## Set task
Pull out every line containing the string "JSON".

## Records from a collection
────────────────
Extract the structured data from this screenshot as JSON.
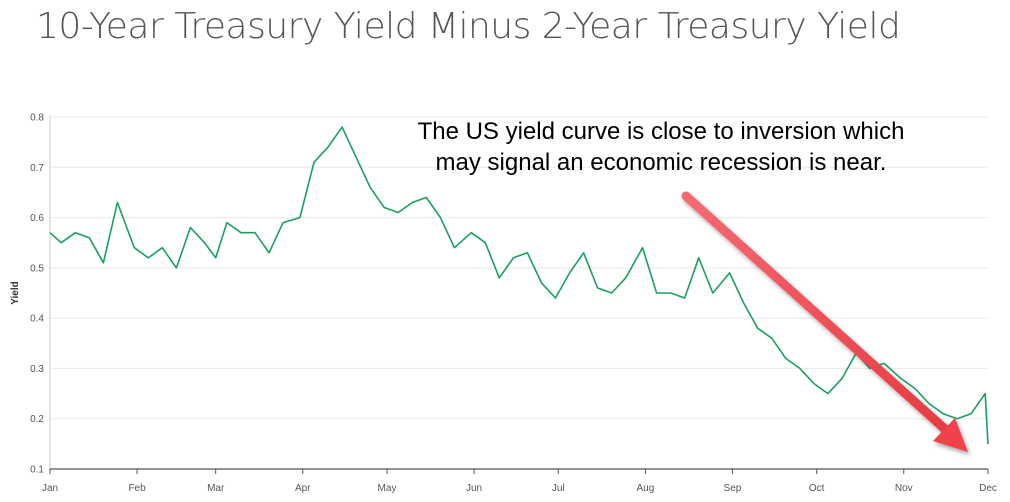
{
  "title": "10-Year Treasury Yield Minus 2-Year Treasury Yield",
  "annotation": {
    "line1": "The US yield curve is close to inversion which",
    "line2": "may signal an economic recession is near."
  },
  "colors": {
    "line": "#18a060",
    "arrow": "#f2464f",
    "grid": "#e8e8e8",
    "axis": "#555555"
  },
  "chart_data": {
    "type": "line",
    "title": "10-Year Treasury Yield Minus 2-Year Treasury Yield",
    "xlabel": "",
    "ylabel": "Yield",
    "ylim": [
      0.1,
      0.8
    ],
    "yticks": [
      "0.1",
      "0.2",
      "0.3",
      "0.4",
      "0.5",
      "0.6",
      "0.7",
      "0.8"
    ],
    "xticks": [
      "Jan",
      "Feb",
      "Mar",
      "Apr",
      "May",
      "Jun",
      "Jul",
      "Aug",
      "Sep",
      "Oct",
      "Nov",
      "Dec"
    ],
    "grid": true,
    "series": [
      {
        "name": "",
        "x": [
          "2018-01-01",
          "2018-01-05",
          "2018-01-10",
          "2018-01-15",
          "2018-01-20",
          "2018-01-25",
          "2018-01-31",
          "2018-02-05",
          "2018-02-10",
          "2018-02-15",
          "2018-02-20",
          "2018-02-25",
          "2018-03-01",
          "2018-03-05",
          "2018-03-10",
          "2018-03-15",
          "2018-03-20",
          "2018-03-25",
          "2018-03-31",
          "2018-04-05",
          "2018-04-10",
          "2018-04-15",
          "2018-04-20",
          "2018-04-25",
          "2018-04-30",
          "2018-05-05",
          "2018-05-10",
          "2018-05-15",
          "2018-05-20",
          "2018-05-25",
          "2018-05-31",
          "2018-06-05",
          "2018-06-10",
          "2018-06-15",
          "2018-06-20",
          "2018-06-25",
          "2018-06-30",
          "2018-07-05",
          "2018-07-10",
          "2018-07-15",
          "2018-07-20",
          "2018-07-25",
          "2018-07-31",
          "2018-08-05",
          "2018-08-10",
          "2018-08-15",
          "2018-08-20",
          "2018-08-25",
          "2018-08-31",
          "2018-09-05",
          "2018-09-10",
          "2018-09-15",
          "2018-09-20",
          "2018-09-25",
          "2018-09-30",
          "2018-10-05",
          "2018-10-10",
          "2018-10-15",
          "2018-10-20",
          "2018-10-25",
          "2018-10-31",
          "2018-11-05",
          "2018-11-10",
          "2018-11-15",
          "2018-11-20",
          "2018-11-25",
          "2018-11-30",
          "2018-12-01"
        ],
        "values": [
          0.57,
          0.55,
          0.57,
          0.56,
          0.51,
          0.63,
          0.54,
          0.52,
          0.54,
          0.5,
          0.58,
          0.55,
          0.52,
          0.59,
          0.57,
          0.57,
          0.53,
          0.59,
          0.6,
          0.71,
          0.74,
          0.78,
          0.72,
          0.66,
          0.62,
          0.61,
          0.63,
          0.64,
          0.6,
          0.54,
          0.57,
          0.55,
          0.48,
          0.52,
          0.53,
          0.47,
          0.44,
          0.49,
          0.53,
          0.46,
          0.45,
          0.48,
          0.54,
          0.45,
          0.45,
          0.44,
          0.52,
          0.45,
          0.49,
          0.43,
          0.38,
          0.36,
          0.32,
          0.3,
          0.27,
          0.25,
          0.28,
          0.33,
          0.3,
          0.31,
          0.28,
          0.26,
          0.23,
          0.21,
          0.2,
          0.21,
          0.25,
          0.15
        ]
      }
    ]
  }
}
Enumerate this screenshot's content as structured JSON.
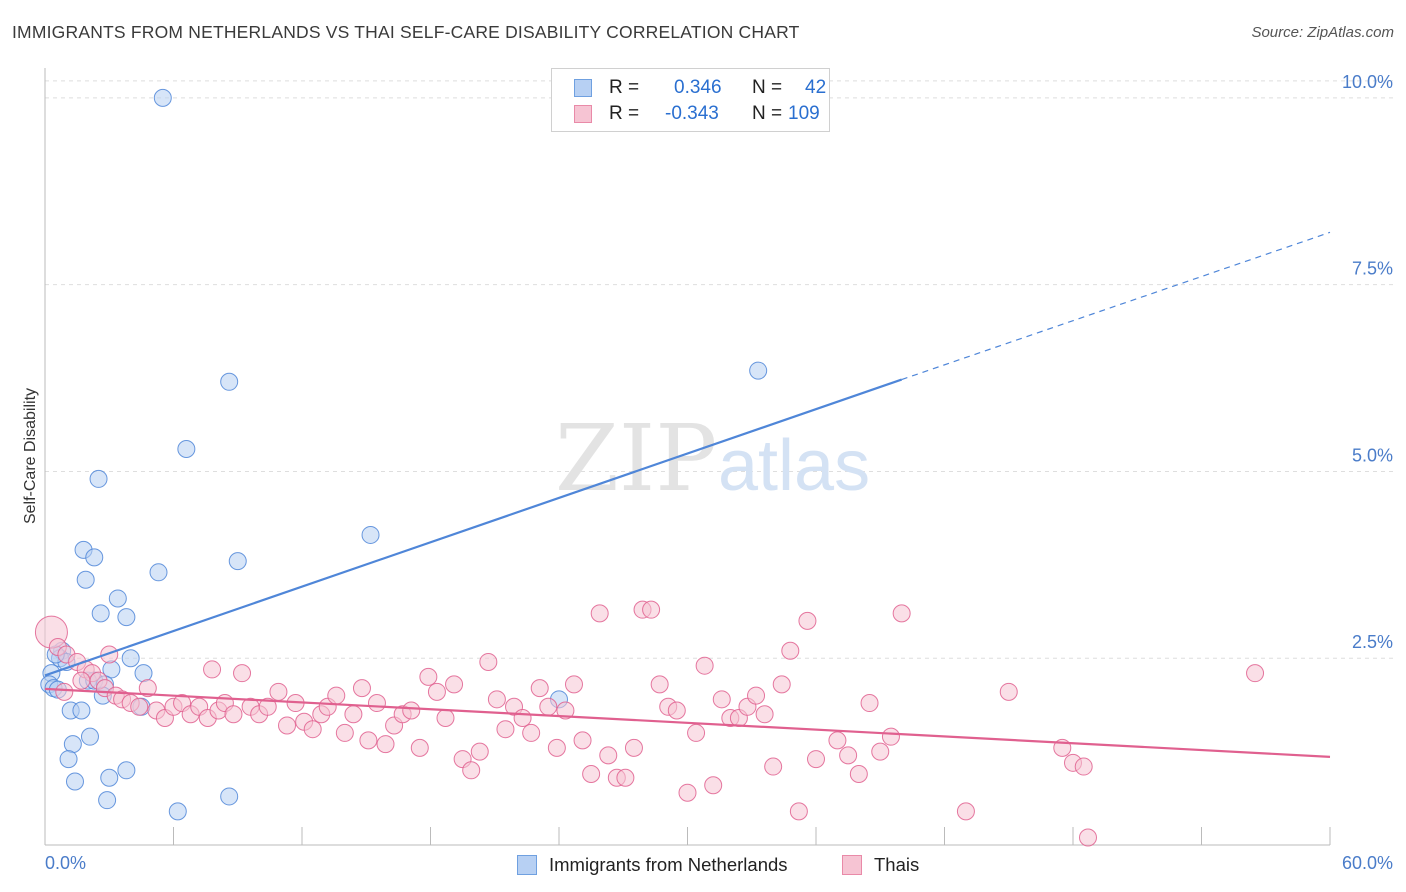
{
  "title": "IMMIGRANTS FROM NETHERLANDS VS THAI SELF-CARE DISABILITY CORRELATION CHART",
  "source": "Source: ZipAtlas.com",
  "watermark": {
    "zip": "ZIP",
    "atlas": "atlas"
  },
  "legend": {
    "rows": [
      {
        "r_label": "R =",
        "r_value": "0.346",
        "n_label": "N =",
        "n_value": "42",
        "color": "#6fa0e0",
        "fill": "#b7d0f3"
      },
      {
        "r_label": "R =",
        "r_value": "-0.343",
        "n_label": "N =",
        "n_value": "109",
        "color": "#e98aa8",
        "fill": "#f6c4d3"
      }
    ]
  },
  "bottom_legend": [
    "Immigrants from Netherlands",
    "Thais"
  ],
  "chart_data": {
    "type": "scatter",
    "title": "IMMIGRANTS FROM NETHERLANDS VS THAI SELF-CARE DISABILITY CORRELATION CHART",
    "xlabel": "",
    "ylabel": "Self-Care Disability",
    "xlim": [
      0,
      60
    ],
    "ylim": [
      0,
      10.4
    ],
    "x_tick_labels": [
      "0.0%",
      "60.0%"
    ],
    "y_ticks": [
      2.5,
      5.0,
      7.5,
      10.0
    ],
    "y_tick_labels": [
      "2.5%",
      "5.0%",
      "7.5%",
      "10.0%"
    ],
    "grid": true,
    "legend_position": "top-center",
    "series": [
      {
        "name": "Immigrants from Netherlands",
        "color": "#4f86d8",
        "fill": "#b7d0f3",
        "trend": {
          "x": [
            0,
            40
          ],
          "y": [
            2.27,
            6.23
          ],
          "extend_dashed_to": [
            60,
            8.2
          ]
        },
        "points": [
          [
            5.5,
            10.0
          ],
          [
            8.6,
            6.2
          ],
          [
            33.3,
            6.35
          ],
          [
            6.6,
            5.3
          ],
          [
            2.5,
            4.9
          ],
          [
            15.2,
            4.15
          ],
          [
            1.8,
            3.95
          ],
          [
            2.3,
            3.85
          ],
          [
            9.0,
            3.8
          ],
          [
            5.3,
            3.65
          ],
          [
            1.9,
            3.55
          ],
          [
            3.4,
            3.3
          ],
          [
            2.6,
            3.1
          ],
          [
            3.8,
            3.05
          ],
          [
            0.8,
            2.6
          ],
          [
            0.7,
            2.5
          ],
          [
            4.0,
            2.5
          ],
          [
            3.1,
            2.35
          ],
          [
            4.6,
            2.3
          ],
          [
            0.3,
            2.3
          ],
          [
            0.2,
            2.15
          ],
          [
            0.4,
            2.1
          ],
          [
            0.6,
            2.08
          ],
          [
            2.0,
            2.2
          ],
          [
            2.3,
            2.2
          ],
          [
            2.8,
            2.15
          ],
          [
            2.7,
            2.0
          ],
          [
            4.5,
            1.85
          ],
          [
            24.0,
            1.95
          ],
          [
            1.2,
            1.8
          ],
          [
            1.7,
            1.8
          ],
          [
            2.1,
            1.45
          ],
          [
            1.3,
            1.35
          ],
          [
            1.1,
            1.15
          ],
          [
            3.8,
            1.0
          ],
          [
            3.0,
            0.9
          ],
          [
            1.4,
            0.85
          ],
          [
            2.9,
            0.6
          ],
          [
            6.2,
            0.45
          ],
          [
            8.6,
            0.65
          ],
          [
            1.0,
            2.45
          ],
          [
            0.5,
            2.55
          ]
        ]
      },
      {
        "name": "Thais",
        "color": "#e0608f",
        "fill": "#f6c4d3",
        "trend": {
          "x": [
            0,
            60
          ],
          "y": [
            2.09,
            1.18
          ]
        },
        "points": [
          [
            0.3,
            2.85
          ],
          [
            0.6,
            2.65
          ],
          [
            1.0,
            2.55
          ],
          [
            1.5,
            2.45
          ],
          [
            1.9,
            2.35
          ],
          [
            2.2,
            2.3
          ],
          [
            2.5,
            2.2
          ],
          [
            2.8,
            2.1
          ],
          [
            3.0,
            2.55
          ],
          [
            3.3,
            2.0
          ],
          [
            3.6,
            1.95
          ],
          [
            4.0,
            1.9
          ],
          [
            4.4,
            1.85
          ],
          [
            4.8,
            2.1
          ],
          [
            5.2,
            1.8
          ],
          [
            5.6,
            1.7
          ],
          [
            6.0,
            1.85
          ],
          [
            6.4,
            1.9
          ],
          [
            6.8,
            1.75
          ],
          [
            7.2,
            1.85
          ],
          [
            7.6,
            1.7
          ],
          [
            7.8,
            2.35
          ],
          [
            8.1,
            1.8
          ],
          [
            8.4,
            1.9
          ],
          [
            8.8,
            1.75
          ],
          [
            9.2,
            2.3
          ],
          [
            9.6,
            1.85
          ],
          [
            10.0,
            1.75
          ],
          [
            10.4,
            1.85
          ],
          [
            10.9,
            2.05
          ],
          [
            11.3,
            1.6
          ],
          [
            11.7,
            1.9
          ],
          [
            12.1,
            1.65
          ],
          [
            12.5,
            1.55
          ],
          [
            12.9,
            1.75
          ],
          [
            13.2,
            1.85
          ],
          [
            13.6,
            2.0
          ],
          [
            14.0,
            1.5
          ],
          [
            14.4,
            1.75
          ],
          [
            14.8,
            2.1
          ],
          [
            15.1,
            1.4
          ],
          [
            15.5,
            1.9
          ],
          [
            15.9,
            1.35
          ],
          [
            16.3,
            1.6
          ],
          [
            16.7,
            1.75
          ],
          [
            17.1,
            1.8
          ],
          [
            17.5,
            1.3
          ],
          [
            17.9,
            2.25
          ],
          [
            18.3,
            2.05
          ],
          [
            18.7,
            1.7
          ],
          [
            19.1,
            2.15
          ],
          [
            19.5,
            1.15
          ],
          [
            19.9,
            1.0
          ],
          [
            20.3,
            1.25
          ],
          [
            20.7,
            2.45
          ],
          [
            21.1,
            1.95
          ],
          [
            21.5,
            1.55
          ],
          [
            21.9,
            1.85
          ],
          [
            22.3,
            1.7
          ],
          [
            22.7,
            1.5
          ],
          [
            23.1,
            2.1
          ],
          [
            23.5,
            1.85
          ],
          [
            23.9,
            1.3
          ],
          [
            24.3,
            1.8
          ],
          [
            24.7,
            2.15
          ],
          [
            25.1,
            1.4
          ],
          [
            25.5,
            0.95
          ],
          [
            25.9,
            3.1
          ],
          [
            26.3,
            1.2
          ],
          [
            26.7,
            0.9
          ],
          [
            27.1,
            0.9
          ],
          [
            27.5,
            1.3
          ],
          [
            27.9,
            3.15
          ],
          [
            28.3,
            3.15
          ],
          [
            28.7,
            2.15
          ],
          [
            29.1,
            1.85
          ],
          [
            29.5,
            1.8
          ],
          [
            30.0,
            0.7
          ],
          [
            30.4,
            1.5
          ],
          [
            30.8,
            2.4
          ],
          [
            31.2,
            0.8
          ],
          [
            31.6,
            1.95
          ],
          [
            32.0,
            1.7
          ],
          [
            32.4,
            1.7
          ],
          [
            32.8,
            1.85
          ],
          [
            33.2,
            2.0
          ],
          [
            33.6,
            1.75
          ],
          [
            34.0,
            1.05
          ],
          [
            34.4,
            2.15
          ],
          [
            34.8,
            2.6
          ],
          [
            35.2,
            0.45
          ],
          [
            35.6,
            3.0
          ],
          [
            36.0,
            1.15
          ],
          [
            37.0,
            1.4
          ],
          [
            37.5,
            1.2
          ],
          [
            38.0,
            0.95
          ],
          [
            38.5,
            1.9
          ],
          [
            39.0,
            1.25
          ],
          [
            39.5,
            1.45
          ],
          [
            40.0,
            3.1
          ],
          [
            43.0,
            0.45
          ],
          [
            45.0,
            2.05
          ],
          [
            47.5,
            1.3
          ],
          [
            48.0,
            1.1
          ],
          [
            48.5,
            1.05
          ],
          [
            48.7,
            0.1
          ],
          [
            56.5,
            2.3
          ],
          [
            0.9,
            2.05
          ],
          [
            1.7,
            2.2
          ]
        ]
      }
    ]
  }
}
────────────────
## Completed task
Extract the structured data from this screenshot as JSON.
Enumerate this screenshot's content as structured JSON.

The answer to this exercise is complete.